**GIVEN DATA:**
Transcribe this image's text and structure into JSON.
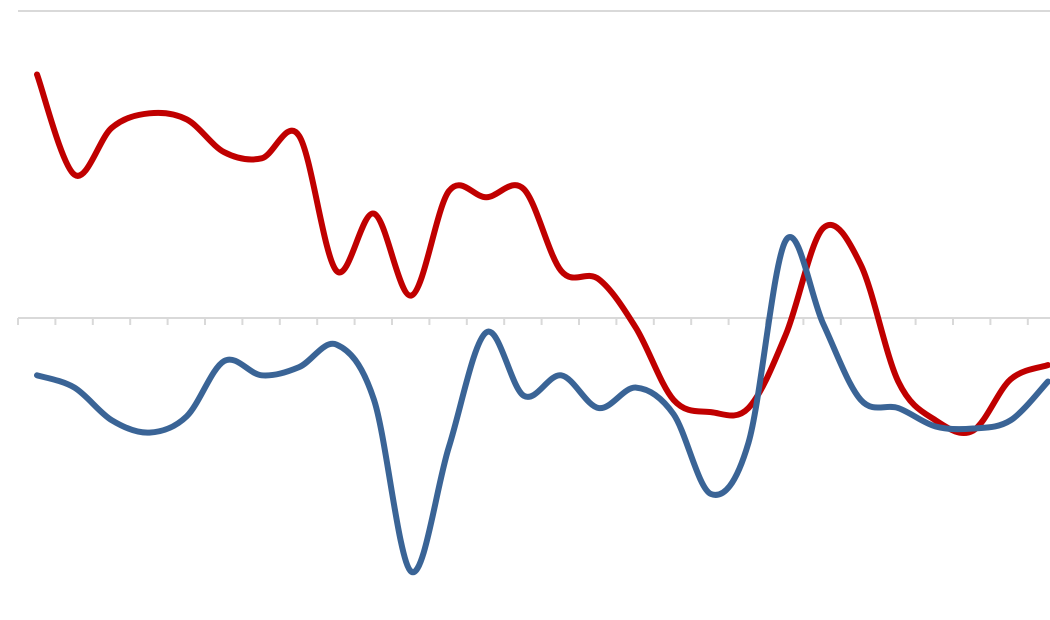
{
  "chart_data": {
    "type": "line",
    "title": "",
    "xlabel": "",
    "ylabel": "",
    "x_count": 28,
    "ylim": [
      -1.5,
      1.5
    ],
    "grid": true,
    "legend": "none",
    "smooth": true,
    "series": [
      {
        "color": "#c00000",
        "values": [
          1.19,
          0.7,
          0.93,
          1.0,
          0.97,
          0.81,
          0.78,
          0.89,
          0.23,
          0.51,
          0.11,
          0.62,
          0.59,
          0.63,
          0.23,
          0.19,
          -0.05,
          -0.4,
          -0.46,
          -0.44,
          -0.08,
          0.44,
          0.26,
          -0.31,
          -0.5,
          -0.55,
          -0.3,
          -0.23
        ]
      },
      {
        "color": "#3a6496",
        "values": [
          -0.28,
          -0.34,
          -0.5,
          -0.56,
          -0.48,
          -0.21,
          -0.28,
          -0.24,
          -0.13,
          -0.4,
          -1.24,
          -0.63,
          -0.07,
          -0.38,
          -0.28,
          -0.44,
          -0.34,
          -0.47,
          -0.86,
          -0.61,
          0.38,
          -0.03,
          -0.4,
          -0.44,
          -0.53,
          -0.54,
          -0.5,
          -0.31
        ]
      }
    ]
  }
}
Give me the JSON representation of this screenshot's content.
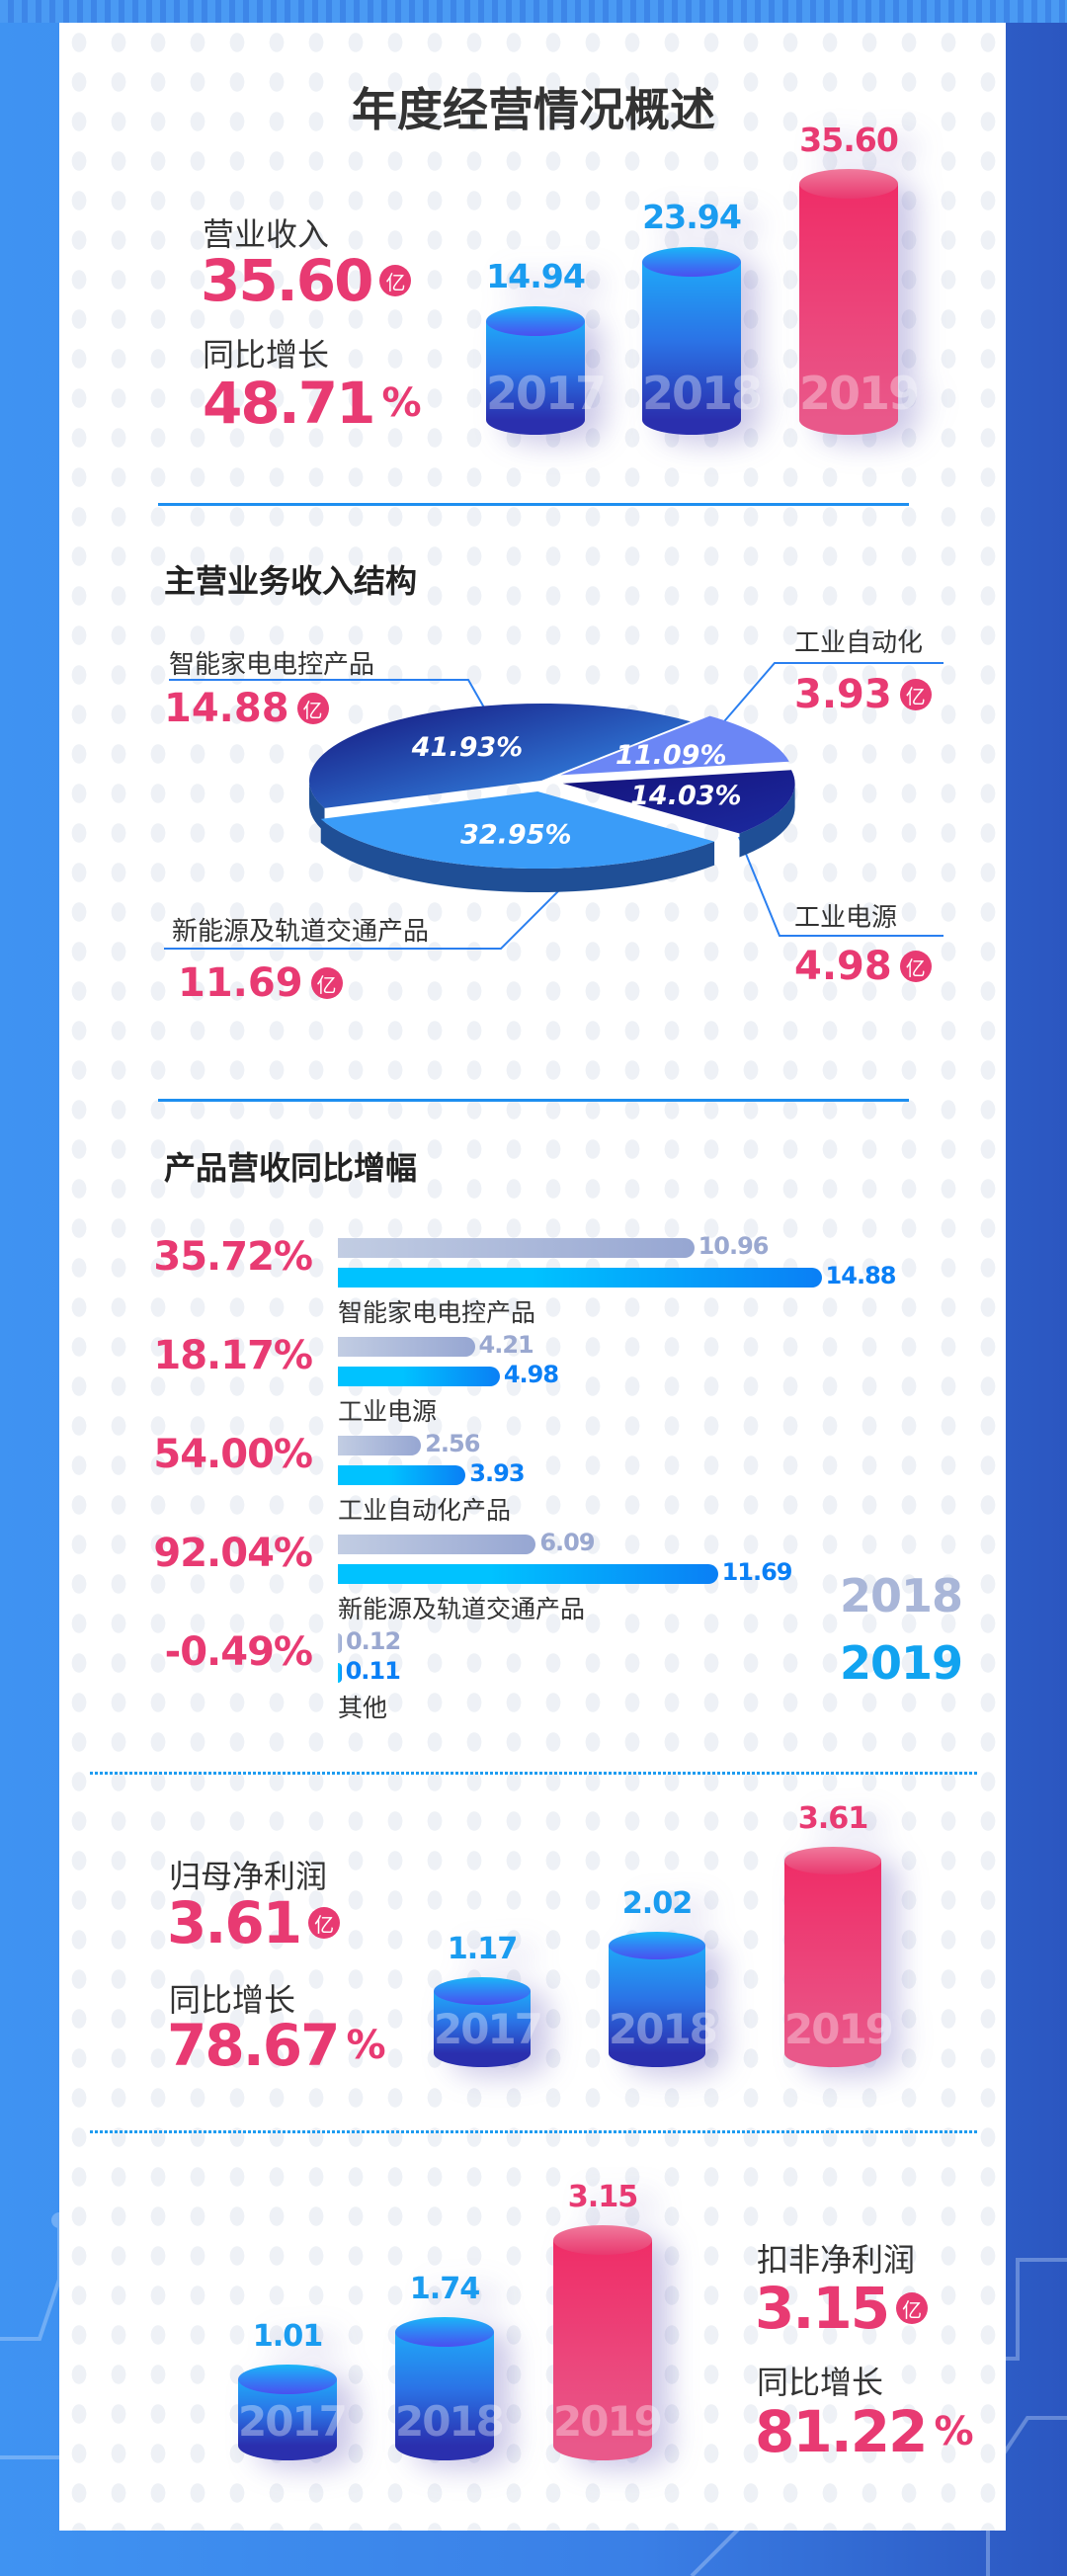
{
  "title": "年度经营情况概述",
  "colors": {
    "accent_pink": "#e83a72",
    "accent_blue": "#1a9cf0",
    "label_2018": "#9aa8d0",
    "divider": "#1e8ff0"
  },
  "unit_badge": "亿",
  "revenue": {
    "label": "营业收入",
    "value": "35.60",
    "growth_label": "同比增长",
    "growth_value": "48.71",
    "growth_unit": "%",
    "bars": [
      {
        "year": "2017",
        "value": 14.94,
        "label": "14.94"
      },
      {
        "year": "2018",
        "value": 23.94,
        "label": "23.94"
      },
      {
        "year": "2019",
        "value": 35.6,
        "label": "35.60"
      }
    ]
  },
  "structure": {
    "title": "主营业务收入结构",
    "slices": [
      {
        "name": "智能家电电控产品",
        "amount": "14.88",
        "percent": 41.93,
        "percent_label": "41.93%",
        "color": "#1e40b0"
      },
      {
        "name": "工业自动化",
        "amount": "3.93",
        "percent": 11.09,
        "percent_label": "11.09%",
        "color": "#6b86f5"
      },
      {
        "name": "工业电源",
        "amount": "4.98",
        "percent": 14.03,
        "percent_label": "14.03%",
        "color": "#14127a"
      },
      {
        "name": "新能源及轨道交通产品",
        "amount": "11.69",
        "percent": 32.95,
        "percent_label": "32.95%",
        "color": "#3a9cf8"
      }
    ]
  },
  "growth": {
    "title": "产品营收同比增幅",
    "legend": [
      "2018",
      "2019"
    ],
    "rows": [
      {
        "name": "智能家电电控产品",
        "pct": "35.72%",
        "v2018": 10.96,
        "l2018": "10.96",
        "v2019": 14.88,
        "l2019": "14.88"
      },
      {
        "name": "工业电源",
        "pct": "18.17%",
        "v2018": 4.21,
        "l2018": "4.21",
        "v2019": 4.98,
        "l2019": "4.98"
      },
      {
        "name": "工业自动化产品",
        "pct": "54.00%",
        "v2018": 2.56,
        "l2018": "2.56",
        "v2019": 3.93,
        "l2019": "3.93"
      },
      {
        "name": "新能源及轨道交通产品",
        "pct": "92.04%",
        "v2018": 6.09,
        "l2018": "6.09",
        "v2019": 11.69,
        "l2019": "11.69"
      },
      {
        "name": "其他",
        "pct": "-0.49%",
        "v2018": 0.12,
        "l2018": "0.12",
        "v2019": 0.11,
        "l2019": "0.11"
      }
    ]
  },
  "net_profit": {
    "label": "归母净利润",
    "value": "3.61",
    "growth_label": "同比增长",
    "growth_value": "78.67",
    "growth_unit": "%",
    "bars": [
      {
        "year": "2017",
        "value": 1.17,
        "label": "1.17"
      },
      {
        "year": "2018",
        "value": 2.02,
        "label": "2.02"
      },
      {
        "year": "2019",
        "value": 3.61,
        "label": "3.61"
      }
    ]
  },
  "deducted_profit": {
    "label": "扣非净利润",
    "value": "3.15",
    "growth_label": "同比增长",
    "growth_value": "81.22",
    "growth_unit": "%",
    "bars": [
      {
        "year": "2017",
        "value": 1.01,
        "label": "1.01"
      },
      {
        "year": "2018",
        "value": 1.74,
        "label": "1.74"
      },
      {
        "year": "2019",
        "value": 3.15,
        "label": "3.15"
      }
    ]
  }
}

**WHAT YOU HAVE TO DO:** Write out each line of the data exactly; the images should be left out.

**SOLUTION TO THE PROBLEM:**
Transcribe this image's text and structure into JSON.
{
  "chart_data": {
    "type": "line",
    "title": "",
    "xlabel": "",
    "ylabel": "",
    "x_count": 28,
    "ylim": [
      -1.5,
      1.5
    ],
    "grid": true,
    "legend": "none",
    "smooth": true,
    "series": [
      {
        "color": "#c00000",
        "values": [
          1.19,
          0.7,
          0.93,
          1.0,
          0.97,
          0.81,
          0.78,
          0.89,
          0.23,
          0.51,
          0.11,
          0.62,
          0.59,
          0.63,
          0.23,
          0.19,
          -0.05,
          -0.4,
          -0.46,
          -0.44,
          -0.08,
          0.44,
          0.26,
          -0.31,
          -0.5,
          -0.55,
          -0.3,
          -0.23
        ]
      },
      {
        "color": "#3a6496",
        "values": [
          -0.28,
          -0.34,
          -0.5,
          -0.56,
          -0.48,
          -0.21,
          -0.28,
          -0.24,
          -0.13,
          -0.4,
          -1.24,
          -0.63,
          -0.07,
          -0.38,
          -0.28,
          -0.44,
          -0.34,
          -0.47,
          -0.86,
          -0.61,
          0.38,
          -0.03,
          -0.4,
          -0.44,
          -0.53,
          -0.54,
          -0.5,
          -0.31
        ]
      }
    ]
  }
}
Give me the JSON representation of this screenshot's content.
{
  "title": "年度经营情况概述",
  "colors": {
    "accent_pink": "#e83a72",
    "accent_blue": "#1a9cf0",
    "label_2018": "#9aa8d0",
    "divider": "#1e8ff0"
  },
  "unit_badge": "亿",
  "revenue": {
    "label": "营业收入",
    "value": "35.60",
    "growth_label": "同比增长",
    "growth_value": "48.71",
    "growth_unit": "%",
    "bars": [
      {
        "year": "2017",
        "value": 14.94,
        "label": "14.94"
      },
      {
        "year": "2018",
        "value": 23.94,
        "label": "23.94"
      },
      {
        "year": "2019",
        "value": 35.6,
        "label": "35.60"
      }
    ]
  },
  "structure": {
    "title": "主营业务收入结构",
    "slices": [
      {
        "name": "智能家电电控产品",
        "amount": "14.88",
        "percent": 41.93,
        "percent_label": "41.93%",
        "color": "#1e40b0"
      },
      {
        "name": "工业自动化",
        "amount": "3.93",
        "percent": 11.09,
        "percent_label": "11.09%",
        "color": "#6b86f5"
      },
      {
        "name": "工业电源",
        "amount": "4.98",
        "percent": 14.03,
        "percent_label": "14.03%",
        "color": "#14127a"
      },
      {
        "name": "新能源及轨道交通产品",
        "amount": "11.69",
        "percent": 32.95,
        "percent_label": "32.95%",
        "color": "#3a9cf8"
      }
    ]
  },
  "growth": {
    "title": "产品营收同比增幅",
    "legend": [
      "2018",
      "2019"
    ],
    "rows": [
      {
        "name": "智能家电电控产品",
        "pct": "35.72%",
        "v2018": 10.96,
        "l2018": "10.96",
        "v2019": 14.88,
        "l2019": "14.88"
      },
      {
        "name": "工业电源",
        "pct": "18.17%",
        "v2018": 4.21,
        "l2018": "4.21",
        "v2019": 4.98,
        "l2019": "4.98"
      },
      {
        "name": "工业自动化产品",
        "pct": "54.00%",
        "v2018": 2.56,
        "l2018": "2.56",
        "v2019": 3.93,
        "l2019": "3.93"
      },
      {
        "name": "新能源及轨道交通产品",
        "pct": "92.04%",
        "v2018": 6.09,
        "l2018": "6.09",
        "v2019": 11.69,
        "l2019": "11.69"
      },
      {
        "name": "其他",
        "pct": "-0.49%",
        "v2018": 0.12,
        "l2018": "0.12",
        "v2019": 0.11,
        "l2019": "0.11"
      }
    ]
  },
  "net_profit": {
    "label": "归母净利润",
    "value": "3.61",
    "growth_label": "同比增长",
    "growth_value": "78.67",
    "growth_unit": "%",
    "bars": [
      {
        "year": "2017",
        "value": 1.17,
        "label": "1.17"
      },
      {
        "year": "2018",
        "value": 2.02,
        "label": "2.02"
      },
      {
        "year": "2019",
        "value": 3.61,
        "label": "3.61"
      }
    ]
  },
  "deducted_profit": {
    "label": "扣非净利润",
    "value": "3.15",
    "growth_label": "同比增长",
    "growth_value": "81.22",
    "growth_unit": "%",
    "bars": [
      {
        "year": "2017",
        "value": 1.01,
        "label": "1.01"
      },
      {
        "year": "2018",
        "value": 1.74,
        "label": "1.74"
      },
      {
        "year": "2019",
        "value": 3.15,
        "label": "3.15"
      }
    ]
  }
}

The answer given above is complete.